Required action A:
Summarize the fracturing experiment passage in two sentences.
Required action B:
Answer these questions from the fracturing experiment passage:
(i) What size range of proppants was adopted in the CF phase?
(ii) Which samples were used to analyze the impact of cluster numbers?
(iii) What are the three representative HF orientations?
Required action C:
Translate this sentence from the fracturing experiment passage into Spanish: "During CF phase, HFs tend to initiate in low-strength beddings near the wellbore, resulting in difficulties in subsequent fracture penetration and forming simple fracture morphology overall (as seen in samples 5# and 10#)."
-- Supplied passage follows --
In the CF phase, the proppants sized between 75 μm and 106 μm (140-200 mesh) were adopted to maintain a certain width of HFs. The experiment disregarded the process of TPAs migrating from the perforation orifice to the point with critical fracture width of the bridge. It focused on the possibility of TPAs forming a plugging zone at the critical width of the fracture. To mitigate potential experimental biases arising from differences in TPA particle size and performance, on-site TPAs were utilized in the experiment, primarily including small- sized TPAs ranging from 125 μm to 180 μm (80-120 mesh) and 180 μm to 850 μm (20-80 mesh), as well as large-sized TPAs ranging from 1 mm to 2 mm and 1 mm to 3 mm.
A total of 13 sets of experiments were designed. Among them, samples 1# to 5#, 6# to 8#, and 9# to 11# were respectively utilized to analyze the effects of TPA particle size, TPA mass concentration, and the number of single-cluster perforations on the initiation, propagation and diversion of multi-cluster fractures. Samples 7#, 12#, and 13# were used to analyze the impact of cluster numbers. The specific plans are detailed in Table 1.
Table 1. Experimental scheme
Rock
sample No.
Parameters of TPA for IFTP Parameters of TPA for ISTP Perforation
number of
single cluster
Cluster number
Particle
size/μm
Dosage/g Mass concentration/
(g·L−1)
Particle size/mm Dosage/g Mass concentration/
(g·L−1)
1# 125-180 60 60 1-2 40 40 3 5
2# 180-850 60 1-3 40
3# 125-180 30 1-2 20
180-850 30 1-3 20
4# 125-180 50 1-2 35
6 mm fiber 10 6 mm fiber 5
5# 125-180 30 125-180 μm 20
1-2 mm 30 1-3 20
6# 125-180 20 40 1-2 10 20 3 5
180-850 20 1-3 10
7# 125-180 30 60 1-2 20 40
180-850 30 1-3 20
8# 125-180 40 80 1-2 30 60
180-850 40 1-3 30
9# 125-180 30 60 1-2 20 40 2 5
180-850 30 1-3 20
10# 125-180 30 1-2 20 3
180-850 30 1-3 20
11# 125-180 30 1-2 20 4
180-850 30 1-3 20
12# 125-180 30 60 1-2 20 40 3 3
180-850 30 1-3 20
13# 125-180 30 1-2 20 7
180-850 30 1-3 20

2. Factors influencing the propagation of multi-cluster fractures

The influence of TPA particle size, TPA mass concentration, single-cluster perforation number, and cluster number on the TPDF effect of multi-cluster sand jetting perforation was evaluated with the pressure increase amplitude, HF quantity and HF complexity after TPDF as indicators. Based on the post-fracturing HF occurrence of rock samples, three representative HF orientations can be summarized: transverse fractures extending perpendicular to the wellbore, longitudinal fractures extending along the wellbore axis, and horizontal fractures extending along beddings (Fig. 4). When encountering beddings or NFs, HFs exhibit various behaviors, including penetration, deviation and termination. During CF phase, HFs tend to initiate in low-strength beddings near the wellbore, resulting in difficulties in subsequent fracture penetration and forming simple fracture morphology overall (as seen in samples 5# and 10#). However, when weak BPs are distributed away from the wellbore or NFs are present, HFs can propagate through beddings or NFs, forming complex branched fractures (as observed in samples 1#, 3# and 6#).
Fig. 4. Fracture morphology on rock sample surface after TPDF.
-- Supplied passage concluded --
-- Records provided follows --
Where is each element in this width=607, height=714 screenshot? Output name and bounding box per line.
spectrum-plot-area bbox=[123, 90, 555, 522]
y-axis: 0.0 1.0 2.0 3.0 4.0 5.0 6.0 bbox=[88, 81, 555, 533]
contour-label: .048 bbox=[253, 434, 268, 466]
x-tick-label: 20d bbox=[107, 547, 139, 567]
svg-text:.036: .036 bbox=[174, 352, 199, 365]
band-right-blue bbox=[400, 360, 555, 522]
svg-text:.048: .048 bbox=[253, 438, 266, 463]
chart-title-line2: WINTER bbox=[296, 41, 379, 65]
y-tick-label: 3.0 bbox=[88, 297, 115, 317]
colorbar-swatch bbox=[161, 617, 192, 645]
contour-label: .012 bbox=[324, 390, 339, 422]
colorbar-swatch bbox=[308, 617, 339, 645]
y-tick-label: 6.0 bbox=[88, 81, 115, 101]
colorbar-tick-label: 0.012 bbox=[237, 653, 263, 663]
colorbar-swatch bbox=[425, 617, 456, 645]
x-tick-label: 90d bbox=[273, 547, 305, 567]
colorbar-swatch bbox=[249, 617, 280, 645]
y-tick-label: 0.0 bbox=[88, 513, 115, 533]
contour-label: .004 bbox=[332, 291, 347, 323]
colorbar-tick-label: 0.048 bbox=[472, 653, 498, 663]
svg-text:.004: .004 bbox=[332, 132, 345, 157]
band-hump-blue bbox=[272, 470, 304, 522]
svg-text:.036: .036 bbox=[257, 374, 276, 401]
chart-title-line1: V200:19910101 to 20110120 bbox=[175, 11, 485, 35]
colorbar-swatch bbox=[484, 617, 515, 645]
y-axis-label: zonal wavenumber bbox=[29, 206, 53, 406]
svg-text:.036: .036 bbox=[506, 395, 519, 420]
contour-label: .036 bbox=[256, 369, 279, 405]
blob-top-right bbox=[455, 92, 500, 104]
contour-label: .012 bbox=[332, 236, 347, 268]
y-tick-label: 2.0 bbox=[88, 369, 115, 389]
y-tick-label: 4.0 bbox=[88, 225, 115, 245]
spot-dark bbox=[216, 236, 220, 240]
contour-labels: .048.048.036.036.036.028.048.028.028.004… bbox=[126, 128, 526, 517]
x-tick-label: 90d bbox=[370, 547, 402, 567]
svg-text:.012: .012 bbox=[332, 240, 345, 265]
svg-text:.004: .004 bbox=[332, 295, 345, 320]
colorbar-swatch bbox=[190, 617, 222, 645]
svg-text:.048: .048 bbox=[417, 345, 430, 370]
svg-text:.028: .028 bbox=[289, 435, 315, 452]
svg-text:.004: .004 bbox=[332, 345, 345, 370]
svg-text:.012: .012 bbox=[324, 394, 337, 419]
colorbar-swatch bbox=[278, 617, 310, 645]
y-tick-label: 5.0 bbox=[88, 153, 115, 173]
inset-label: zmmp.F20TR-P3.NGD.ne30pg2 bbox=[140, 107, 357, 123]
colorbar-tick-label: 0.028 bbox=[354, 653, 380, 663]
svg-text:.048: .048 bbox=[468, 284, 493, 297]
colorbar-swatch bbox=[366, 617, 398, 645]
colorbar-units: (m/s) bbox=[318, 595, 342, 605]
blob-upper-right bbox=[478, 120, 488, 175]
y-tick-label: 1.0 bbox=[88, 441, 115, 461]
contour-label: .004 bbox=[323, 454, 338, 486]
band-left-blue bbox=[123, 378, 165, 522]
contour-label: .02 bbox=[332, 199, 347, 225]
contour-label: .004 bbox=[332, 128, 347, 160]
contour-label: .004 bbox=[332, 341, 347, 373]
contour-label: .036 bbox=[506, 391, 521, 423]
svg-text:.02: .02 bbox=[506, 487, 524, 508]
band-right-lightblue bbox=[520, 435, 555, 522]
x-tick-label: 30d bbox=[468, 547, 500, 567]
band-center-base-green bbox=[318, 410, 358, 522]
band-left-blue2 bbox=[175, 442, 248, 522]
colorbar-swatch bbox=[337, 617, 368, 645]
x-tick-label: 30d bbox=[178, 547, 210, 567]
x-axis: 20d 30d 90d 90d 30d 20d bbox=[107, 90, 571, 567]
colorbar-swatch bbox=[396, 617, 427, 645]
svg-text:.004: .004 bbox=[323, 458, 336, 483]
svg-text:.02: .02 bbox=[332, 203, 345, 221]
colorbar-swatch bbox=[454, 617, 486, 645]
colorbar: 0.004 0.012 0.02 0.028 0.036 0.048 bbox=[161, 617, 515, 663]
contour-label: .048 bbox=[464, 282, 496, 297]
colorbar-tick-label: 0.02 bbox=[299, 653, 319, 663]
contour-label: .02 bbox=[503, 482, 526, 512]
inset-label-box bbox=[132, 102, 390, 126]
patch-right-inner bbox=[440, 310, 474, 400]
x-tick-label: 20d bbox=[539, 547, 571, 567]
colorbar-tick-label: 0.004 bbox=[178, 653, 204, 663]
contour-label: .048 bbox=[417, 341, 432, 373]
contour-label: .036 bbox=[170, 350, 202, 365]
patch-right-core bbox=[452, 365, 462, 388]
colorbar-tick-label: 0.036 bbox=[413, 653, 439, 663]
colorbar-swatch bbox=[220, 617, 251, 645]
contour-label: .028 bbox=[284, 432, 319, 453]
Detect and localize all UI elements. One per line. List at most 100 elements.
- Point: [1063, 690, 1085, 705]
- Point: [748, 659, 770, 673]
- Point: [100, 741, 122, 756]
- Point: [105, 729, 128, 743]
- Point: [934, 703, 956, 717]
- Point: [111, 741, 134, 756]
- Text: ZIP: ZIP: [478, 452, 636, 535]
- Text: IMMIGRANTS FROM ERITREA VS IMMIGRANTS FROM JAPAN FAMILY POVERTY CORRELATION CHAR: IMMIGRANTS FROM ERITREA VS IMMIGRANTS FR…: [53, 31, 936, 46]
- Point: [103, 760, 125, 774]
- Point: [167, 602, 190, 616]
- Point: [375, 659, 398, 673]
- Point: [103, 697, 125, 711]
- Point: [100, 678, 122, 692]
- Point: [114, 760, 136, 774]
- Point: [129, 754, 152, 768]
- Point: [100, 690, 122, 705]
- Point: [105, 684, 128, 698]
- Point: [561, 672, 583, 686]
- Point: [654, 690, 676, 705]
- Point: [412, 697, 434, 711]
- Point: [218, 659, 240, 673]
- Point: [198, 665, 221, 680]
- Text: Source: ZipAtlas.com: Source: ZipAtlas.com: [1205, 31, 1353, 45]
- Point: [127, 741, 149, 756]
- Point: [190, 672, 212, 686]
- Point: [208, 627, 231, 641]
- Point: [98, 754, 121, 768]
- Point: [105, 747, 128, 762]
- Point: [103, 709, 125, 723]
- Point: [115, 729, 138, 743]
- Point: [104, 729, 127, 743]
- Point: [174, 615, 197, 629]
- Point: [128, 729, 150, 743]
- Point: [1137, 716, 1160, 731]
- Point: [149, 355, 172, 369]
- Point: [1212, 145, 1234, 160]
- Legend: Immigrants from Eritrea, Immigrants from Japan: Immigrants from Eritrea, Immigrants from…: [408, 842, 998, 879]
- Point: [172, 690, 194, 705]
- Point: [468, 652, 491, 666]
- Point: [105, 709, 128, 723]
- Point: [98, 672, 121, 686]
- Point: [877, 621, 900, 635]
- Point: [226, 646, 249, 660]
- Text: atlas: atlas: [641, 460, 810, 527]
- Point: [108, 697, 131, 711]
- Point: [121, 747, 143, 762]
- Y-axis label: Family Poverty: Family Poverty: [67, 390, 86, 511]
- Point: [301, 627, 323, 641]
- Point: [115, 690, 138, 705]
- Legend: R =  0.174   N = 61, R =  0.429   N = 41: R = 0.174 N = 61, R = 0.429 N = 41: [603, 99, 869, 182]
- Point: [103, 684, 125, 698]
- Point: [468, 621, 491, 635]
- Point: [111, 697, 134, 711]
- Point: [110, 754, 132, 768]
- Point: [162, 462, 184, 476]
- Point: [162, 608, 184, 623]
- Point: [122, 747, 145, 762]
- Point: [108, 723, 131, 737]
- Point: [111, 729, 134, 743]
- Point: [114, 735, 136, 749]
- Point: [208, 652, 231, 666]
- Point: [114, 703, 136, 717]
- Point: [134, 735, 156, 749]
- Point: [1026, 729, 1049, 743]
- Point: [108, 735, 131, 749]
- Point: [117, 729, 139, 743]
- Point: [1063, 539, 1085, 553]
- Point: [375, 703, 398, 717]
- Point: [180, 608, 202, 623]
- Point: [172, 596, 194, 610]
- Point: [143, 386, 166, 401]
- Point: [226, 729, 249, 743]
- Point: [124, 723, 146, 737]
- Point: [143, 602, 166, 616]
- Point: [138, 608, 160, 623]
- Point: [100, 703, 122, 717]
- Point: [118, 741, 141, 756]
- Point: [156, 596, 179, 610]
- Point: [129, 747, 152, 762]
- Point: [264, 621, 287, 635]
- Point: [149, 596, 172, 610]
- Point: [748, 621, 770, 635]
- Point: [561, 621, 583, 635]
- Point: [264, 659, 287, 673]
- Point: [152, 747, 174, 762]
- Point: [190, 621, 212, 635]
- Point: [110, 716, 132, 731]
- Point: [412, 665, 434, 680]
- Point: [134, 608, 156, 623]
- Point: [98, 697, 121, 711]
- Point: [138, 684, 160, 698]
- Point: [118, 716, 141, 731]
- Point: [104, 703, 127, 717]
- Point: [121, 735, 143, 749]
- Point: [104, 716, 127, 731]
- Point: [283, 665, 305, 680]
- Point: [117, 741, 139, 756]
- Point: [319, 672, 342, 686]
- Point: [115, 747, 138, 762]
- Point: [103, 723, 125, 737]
-- Records provided concluded --
Solution A:
The experiment used on-site TPAs of several sizes to test whether TPAs could form a plugging zone at the critical width of the fracture, and 13 sets of experiments were designed to analyze the effects of TPA particle size, TPA mass concentration, single-cluster perforation number and cluster number. After fracturing, HFs showed transverse, longitudinal and horizontal orientations, staying simple when they initiated in low-strength beddings near the wellbore but forming complex branched fractures when weak BPs lay away from the wellbore or NFs were present.

Solution B:
(i) 75 μm to 106 μm (140-200 mesh).
(ii) Samples 7#, 12# and 13#.
(iii) Transverse fractures extending perpendicular to the wellbore, longitudinal fractures extending along the wellbore axis, and horizontal fractures extending along beddings.

Solution C:
Durante la fase CF, las HFs tienden a iniciarse en estratificaciones de baja resistencia cercanas al pozo, lo que dificulta la penetración posterior de las fracturas y da lugar, en general, a una morfología de fractura simple (como se observa en las muestras 5# y 10#).